-- TASK GOAL --
What is needed here is an exact copy of every entry.
start AVAILABLE DATA
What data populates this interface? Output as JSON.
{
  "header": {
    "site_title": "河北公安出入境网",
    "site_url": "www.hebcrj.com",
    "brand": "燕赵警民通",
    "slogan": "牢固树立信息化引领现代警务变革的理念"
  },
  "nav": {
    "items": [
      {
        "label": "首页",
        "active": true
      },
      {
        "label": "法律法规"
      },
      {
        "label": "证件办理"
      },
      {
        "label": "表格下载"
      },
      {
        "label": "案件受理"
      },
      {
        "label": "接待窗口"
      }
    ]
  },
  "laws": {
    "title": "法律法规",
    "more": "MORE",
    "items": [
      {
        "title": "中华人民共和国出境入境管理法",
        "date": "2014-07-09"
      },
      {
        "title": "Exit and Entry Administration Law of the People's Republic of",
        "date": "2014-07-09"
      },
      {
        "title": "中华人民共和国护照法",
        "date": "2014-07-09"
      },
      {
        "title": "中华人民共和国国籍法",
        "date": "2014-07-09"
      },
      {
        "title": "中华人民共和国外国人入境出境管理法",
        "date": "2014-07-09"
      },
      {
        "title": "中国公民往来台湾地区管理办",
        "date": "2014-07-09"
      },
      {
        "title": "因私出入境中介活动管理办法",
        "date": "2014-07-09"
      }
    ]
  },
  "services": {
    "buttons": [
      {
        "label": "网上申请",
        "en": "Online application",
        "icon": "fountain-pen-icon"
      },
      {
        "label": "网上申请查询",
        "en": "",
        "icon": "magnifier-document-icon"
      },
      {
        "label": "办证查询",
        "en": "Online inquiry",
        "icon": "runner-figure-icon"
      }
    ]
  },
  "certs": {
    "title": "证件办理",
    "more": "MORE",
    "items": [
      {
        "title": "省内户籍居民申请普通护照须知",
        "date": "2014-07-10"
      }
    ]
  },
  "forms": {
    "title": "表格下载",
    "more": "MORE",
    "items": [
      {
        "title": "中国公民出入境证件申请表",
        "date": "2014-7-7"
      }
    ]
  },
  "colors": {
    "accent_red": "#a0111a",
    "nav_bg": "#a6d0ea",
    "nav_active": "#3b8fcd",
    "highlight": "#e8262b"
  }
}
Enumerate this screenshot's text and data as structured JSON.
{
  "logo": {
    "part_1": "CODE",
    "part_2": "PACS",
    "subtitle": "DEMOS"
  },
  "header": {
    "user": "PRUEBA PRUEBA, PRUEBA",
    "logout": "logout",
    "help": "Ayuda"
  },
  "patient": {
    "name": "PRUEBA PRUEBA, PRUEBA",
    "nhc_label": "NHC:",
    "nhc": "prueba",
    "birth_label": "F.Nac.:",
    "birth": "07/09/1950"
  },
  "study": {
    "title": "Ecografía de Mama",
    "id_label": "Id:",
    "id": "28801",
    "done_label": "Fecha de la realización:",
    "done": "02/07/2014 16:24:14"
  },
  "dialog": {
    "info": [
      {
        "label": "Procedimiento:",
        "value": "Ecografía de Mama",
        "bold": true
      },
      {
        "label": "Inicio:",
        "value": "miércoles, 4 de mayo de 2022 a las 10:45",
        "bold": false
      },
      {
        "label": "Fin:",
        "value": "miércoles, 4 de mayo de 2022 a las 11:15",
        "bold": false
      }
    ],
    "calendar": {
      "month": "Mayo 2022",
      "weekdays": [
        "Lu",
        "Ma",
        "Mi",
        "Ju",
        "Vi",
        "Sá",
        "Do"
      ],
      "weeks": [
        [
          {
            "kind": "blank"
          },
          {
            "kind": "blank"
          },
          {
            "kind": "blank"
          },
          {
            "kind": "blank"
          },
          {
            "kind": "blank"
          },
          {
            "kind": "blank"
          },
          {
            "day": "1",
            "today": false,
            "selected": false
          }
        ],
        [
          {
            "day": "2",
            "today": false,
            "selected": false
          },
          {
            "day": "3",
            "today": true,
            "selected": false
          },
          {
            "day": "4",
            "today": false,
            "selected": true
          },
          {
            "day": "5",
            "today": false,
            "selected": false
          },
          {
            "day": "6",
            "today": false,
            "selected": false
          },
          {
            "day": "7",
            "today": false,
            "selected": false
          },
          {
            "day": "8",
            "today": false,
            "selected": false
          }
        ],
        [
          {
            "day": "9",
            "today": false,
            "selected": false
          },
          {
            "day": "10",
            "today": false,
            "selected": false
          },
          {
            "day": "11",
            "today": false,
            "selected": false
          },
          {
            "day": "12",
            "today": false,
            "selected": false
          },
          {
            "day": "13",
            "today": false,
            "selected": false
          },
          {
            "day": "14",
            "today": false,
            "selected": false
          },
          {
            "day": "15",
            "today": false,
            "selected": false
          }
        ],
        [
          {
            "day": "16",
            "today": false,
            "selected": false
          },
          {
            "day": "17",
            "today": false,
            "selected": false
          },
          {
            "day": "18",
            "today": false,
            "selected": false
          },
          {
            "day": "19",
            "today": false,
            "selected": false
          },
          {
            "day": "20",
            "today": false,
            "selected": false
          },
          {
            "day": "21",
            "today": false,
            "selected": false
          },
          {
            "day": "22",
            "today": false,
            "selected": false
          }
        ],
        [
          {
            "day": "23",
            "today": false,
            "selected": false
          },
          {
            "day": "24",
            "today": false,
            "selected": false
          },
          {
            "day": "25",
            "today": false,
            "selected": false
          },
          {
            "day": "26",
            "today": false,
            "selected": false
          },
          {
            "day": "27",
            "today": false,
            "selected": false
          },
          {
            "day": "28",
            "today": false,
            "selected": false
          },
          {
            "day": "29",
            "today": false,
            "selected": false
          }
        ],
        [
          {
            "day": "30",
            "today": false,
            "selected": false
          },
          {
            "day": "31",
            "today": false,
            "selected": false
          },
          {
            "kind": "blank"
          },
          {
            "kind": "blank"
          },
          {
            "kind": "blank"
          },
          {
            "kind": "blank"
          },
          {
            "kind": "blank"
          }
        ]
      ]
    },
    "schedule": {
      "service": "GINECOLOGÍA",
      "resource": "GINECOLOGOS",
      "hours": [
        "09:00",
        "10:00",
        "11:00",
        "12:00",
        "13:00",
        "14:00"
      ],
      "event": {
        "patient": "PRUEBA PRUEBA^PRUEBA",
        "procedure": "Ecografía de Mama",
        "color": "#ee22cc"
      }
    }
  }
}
end AVAILABLE DATA
-- THE OUTPUT --
What data populates this interface? Output as JSON.
{
  "header": {
    "site_title": "河北公安出入境网",
    "site_url": "www.hebcrj.com",
    "brand": "燕赵警民通",
    "slogan": "牢固树立信息化引领现代警务变革的理念"
  },
  "nav": {
    "items": [
      {
        "label": "首页",
        "active": true
      },
      {
        "label": "法律法规"
      },
      {
        "label": "证件办理"
      },
      {
        "label": "表格下载"
      },
      {
        "label": "案件受理"
      },
      {
        "label": "接待窗口"
      }
    ]
  },
  "laws": {
    "title": "法律法规",
    "more": "MORE",
    "items": [
      {
        "title": "中华人民共和国出境入境管理法",
        "date": "2014-07-09"
      },
      {
        "title": "Exit and Entry Administration Law of the People's Republic of",
        "date": "2014-07-09"
      },
      {
        "title": "中华人民共和国护照法",
        "date": "2014-07-09"
      },
      {
        "title": "中华人民共和国国籍法",
        "date": "2014-07-09"
      },
      {
        "title": "中华人民共和国外国人入境出境管理法",
        "date": "2014-07-09"
      },
      {
        "title": "中国公民往来台湾地区管理办",
        "date": "2014-07-09"
      },
      {
        "title": "因私出入境中介活动管理办法",
        "date": "2014-07-09"
      }
    ]
  },
  "services": {
    "buttons": [
      {
        "label": "网上申请",
        "en": "Online application",
        "icon": "fountain-pen-icon"
      },
      {
        "label": "网上申请查询",
        "en": "",
        "icon": "magnifier-document-icon"
      },
      {
        "label": "办证查询",
        "en": "Online inquiry",
        "icon": "runner-figure-icon"
      }
    ]
  },
  "certs": {
    "title": "证件办理",
    "more": "MORE",
    "items": [
      {
        "title": "省内户籍居民申请普通护照须知",
        "date": "2014-07-10"
      }
    ]
  },
  "forms": {
    "title": "表格下载",
    "more": "MORE",
    "items": [
      {
        "title": "中国公民出入境证件申请表",
        "date": "2014-7-7"
      }
    ]
  },
  "colors": {
    "accent_red": "#a0111a",
    "nav_bg": "#a6d0ea",
    "nav_active": "#3b8fcd",
    "highlight": "#e8262b"
  }
}
Enumerate this screenshot's text and data as structured JSON.
{
  "logo": {
    "part_1": "CODE",
    "part_2": "PACS",
    "subtitle": "DEMOS"
  },
  "header": {
    "user": "PRUEBA PRUEBA, PRUEBA",
    "logout": "logout",
    "help": "Ayuda"
  },
  "patient": {
    "name": "PRUEBA PRUEBA, PRUEBA",
    "nhc_label": "NHC:",
    "nhc": "prueba",
    "birth_label": "F.Nac.:",
    "birth": "07/09/1950"
  },
  "study": {
    "title": "Ecografía de Mama",
    "id_label": "Id:",
    "id": "28801",
    "done_label": "Fecha de la realización:",
    "done": "02/07/2014 16:24:14"
  },
  "dialog": {
    "info": [
      {
        "label": "Procedimiento:",
        "value": "Ecografía de Mama",
        "bold": true
      },
      {
        "label": "Inicio:",
        "value": "miércoles, 4 de mayo de 2022 a las 10:45",
        "bold": false
      },
      {
        "label": "Fin:",
        "value": "miércoles, 4 de mayo de 2022 a las 11:15",
        "bold": false
      }
    ],
    "calendar": {
      "month": "Mayo 2022",
      "weekdays": [
        "Lu",
        "Ma",
        "Mi",
        "Ju",
        "Vi",
        "Sá",
        "Do"
      ],
      "weeks": [
        [
          {
            "kind": "blank"
          },
          {
            "kind": "blank"
          },
          {
            "kind": "blank"
          },
          {
            "kind": "blank"
          },
          {
            "kind": "blank"
          },
          {
            "kind": "blank"
          },
          {
            "day": "1",
            "today": false,
            "selected": false
          }
        ],
        [
          {
            "day": "2",
            "today": false,
            "selected": false
          },
          {
            "day": "3",
            "today": true,
            "selected": false
          },
          {
            "day": "4",
            "today": false,
            "selected": true
          },
          {
            "day": "5",
            "today": false,
            "selected": false
          },
          {
            "day": "6",
            "today": false,
            "selected": false
          },
          {
            "day": "7",
            "today": false,
            "selected": false
          },
          {
            "day": "8",
            "today": false,
            "selected": false
          }
        ],
        [
          {
            "day": "9",
            "today": false,
            "selected": false
          },
          {
            "day": "10",
            "today": false,
            "selected": false
          },
          {
            "day": "11",
            "today": false,
            "selected": false
          },
          {
            "day": "12",
            "today": false,
            "selected": false
          },
          {
            "day": "13",
            "today": false,
            "selected": false
          },
          {
            "day": "14",
            "today": false,
            "selected": false
          },
          {
            "day": "15",
            "today": false,
            "selected": false
          }
        ],
        [
          {
            "day": "16",
            "today": false,
            "selected": false
          },
          {
            "day": "17",
            "today": false,
            "selected": false
          },
          {
            "day": "18",
            "today": false,
            "selected": false
          },
          {
            "day": "19",
            "today": false,
            "selected": false
          },
          {
            "day": "20",
            "today": false,
            "selected": false
          },
          {
            "day": "21",
            "today": false,
            "selected": false
          },
          {
            "day": "22",
            "today": false,
            "selected": false
          }
        ],
        [
          {
            "day": "23",
            "today": false,
            "selected": false
          },
          {
            "day": "24",
            "today": false,
            "selected": false
          },
          {
            "day": "25",
            "today": false,
            "selected": false
          },
          {
            "day": "26",
            "today": false,
            "selected": false
          },
          {
            "day": "27",
            "today": false,
            "selected": false
          },
          {
            "day": "28",
            "today": false,
            "selected": false
          },
          {
            "day": "29",
            "today": false,
            "selected": false
          }
        ],
        [
          {
            "day": "30",
            "today": false,
            "selected": false
          },
          {
            "day": "31",
            "today": false,
            "selected": false
          },
          {
            "kind": "blank"
          },
          {
            "kind": "blank"
          },
          {
            "kind": "blank"
          },
          {
            "kind": "blank"
          },
          {
            "kind": "blank"
          }
        ]
      ]
    },
    "schedule": {
      "service": "GINECOLOGÍA",
      "resource": "GINECOLOGOS",
      "hours": [
        "09:00",
        "10:00",
        "11:00",
        "12:00",
        "13:00",
        "14:00"
      ],
      "event": {
        "patient": "PRUEBA PRUEBA^PRUEBA",
        "procedure": "Ecografía de Mama",
        "color": "#ee22cc"
      }
    }
  }
}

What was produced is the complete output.